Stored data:

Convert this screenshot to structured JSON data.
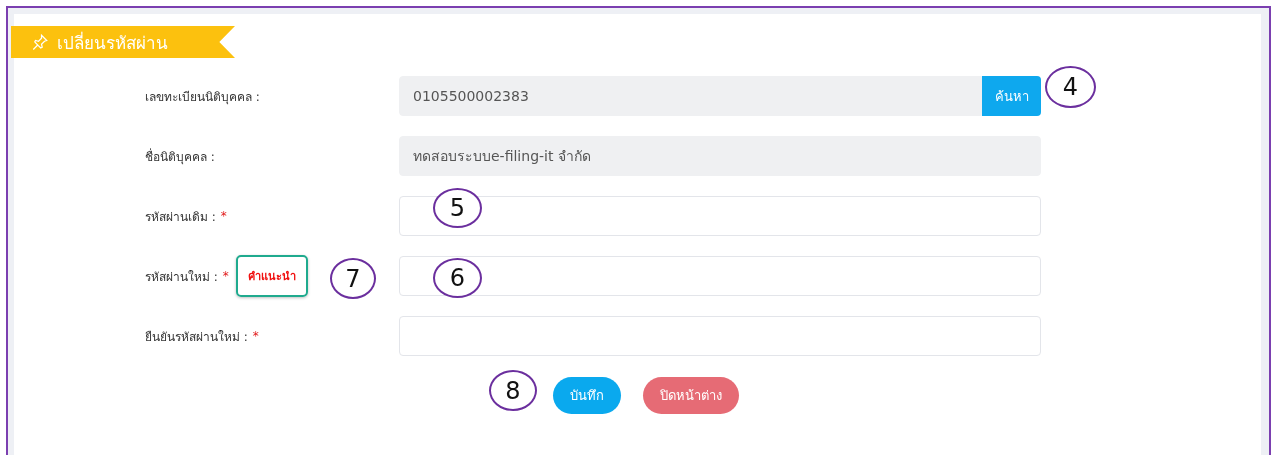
{
  "header": {
    "title": "เปลี่ยนรหัสผ่าน"
  },
  "fields": [
    {
      "label": "เลขทะเบียนนิติบุคคล :",
      "required": false,
      "value": "0105500002383",
      "readonly": true,
      "button": "ค้นหา"
    },
    {
      "label": "ชื่อนิติบุคคล :",
      "required": false,
      "value": "ทดสอบระบบe-filing-it จำกัด",
      "readonly": true
    },
    {
      "label": "รหัสผ่านเดิม :",
      "required": true,
      "readonly": false
    },
    {
      "label": "รหัสผ่านใหม่ :",
      "required": true,
      "readonly": false,
      "hint": "คำแนะนำ"
    },
    {
      "label": "ยืนยันรหัสผ่านใหม่ :",
      "required": true,
      "readonly": false
    }
  ],
  "required_mark": "*",
  "buttons": [
    {
      "label": "บันทึก",
      "kind": "primary"
    },
    {
      "label": "ปิดหน้าต่าง",
      "kind": "danger"
    }
  ],
  "annotations": [
    "4",
    "5",
    "6",
    "7",
    "8"
  ]
}
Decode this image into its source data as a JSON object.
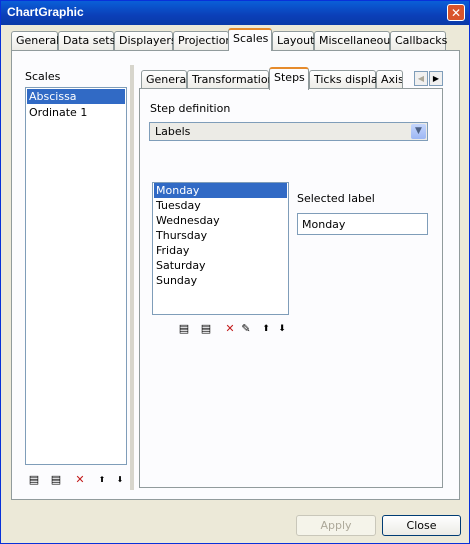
{
  "window": {
    "title": "ChartGraphic",
    "close_glyph": "✕"
  },
  "top_tabs": [
    {
      "label": "General"
    },
    {
      "label": "Data sets"
    },
    {
      "label": "Displayers"
    },
    {
      "label": "Projection"
    },
    {
      "label": "Scales"
    },
    {
      "label": "Layout"
    },
    {
      "label": "Miscellaneous"
    },
    {
      "label": "Callbacks"
    }
  ],
  "scales": {
    "label": "Scales",
    "items": [
      "Abscissa",
      "Ordinate 1"
    ],
    "selected": "Abscissa"
  },
  "inner_tabs": [
    {
      "label": "General"
    },
    {
      "label": "Transformation"
    },
    {
      "label": "Steps"
    },
    {
      "label": "Ticks display"
    },
    {
      "label": "Axis"
    }
  ],
  "steps": {
    "step_definition_label": "Step definition",
    "step_definition_value": "Labels",
    "labels": [
      "Monday",
      "Tuesday",
      "Wednesday",
      "Thursday",
      "Friday",
      "Saturday",
      "Sunday"
    ],
    "selected_label_caption": "Selected label",
    "selected_label_value": "Monday"
  },
  "icons": {
    "scroll_left": "◀",
    "scroll_right": "▶",
    "dropdown": "▼",
    "insert_before": "▤",
    "insert_after": "▤",
    "delete": "✕",
    "edit": "✎",
    "move_up": "⬆",
    "move_down": "⬇"
  },
  "footer": {
    "apply_label": "Apply",
    "close_label": "Close"
  },
  "colors": {
    "selection": "#316ac5",
    "active_tab_accent": "#e68b2c",
    "titlebar": "#0a5fd8"
  }
}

__STATED TASK__. In the listing, find every line with the word "JSON" and state how many there are, nothing more.

__THE OUTPUT__. 2